◆ SOURCE MATERIAL

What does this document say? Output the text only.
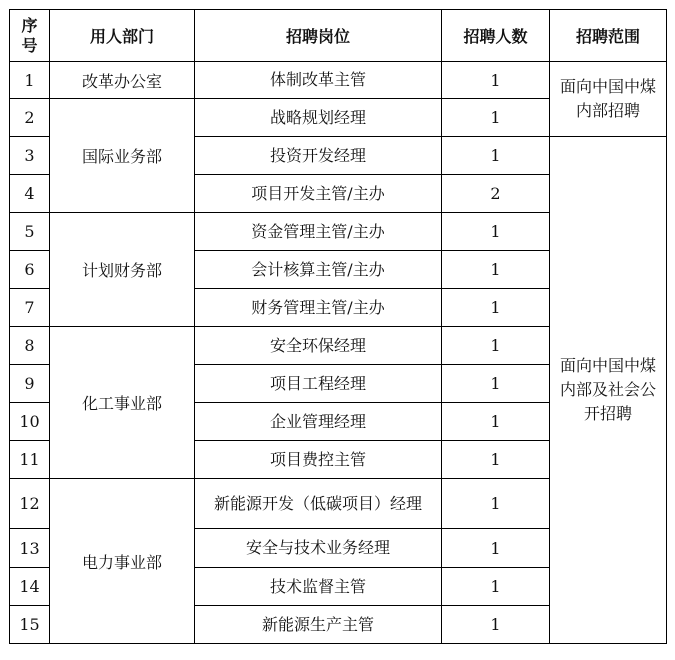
序号	用人部门	招聘岗位	招聘人数	招聘范围
1	改革办公室	体制改革主管	1	面向中国中煤内部招聘
2	国际业务部	战略规划经理	1	
3		投资开发经理	1	面向中国中煤内部及社会公开招聘
4		项目开发主管/主办	2	
5	计划财务部	资金管理主管/主办	1	
6		会计核算主管/主办	1	
7		财务管理主管/主办	1	
8	化工事业部	安全环保经理	1	
9		项目工程经理	1	
10		企业管理经理	1	
11		项目费控主管	1	
12	电力事业部	新能源开发（低碳项目）经理	1	
13		安全与技术业务经理	1	
14		技术监督主管	1	
15		新能源生产主管	1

◆ WHAT IS ASKED
Print each entry shown above with exact wording and no pictures.

◆ SOLUTION FOR THIS PROBLEM
What does this document say? Output the text only.
序号	用人部门	招聘岗位	招聘人数	招聘范围
1	改革办公室	体制改革主管	1	面向中国中煤内部招聘
2	国际业务部	战略规划经理	1	
3		投资开发经理	1	面向中国中煤内部及社会公开招聘
4		项目开发主管/主办	2	
5	计划财务部	资金管理主管/主办	1	
6		会计核算主管/主办	1	
7		财务管理主管/主办	1	
8	化工事业部	安全环保经理	1	
9		项目工程经理	1	
10		企业管理经理	1	
11		项目费控主管	1	
12	电力事业部	新能源开发（低碳项目）经理	1	
13		安全与技术业务经理	1	
14		技术监督主管	1	
15		新能源生产主管	1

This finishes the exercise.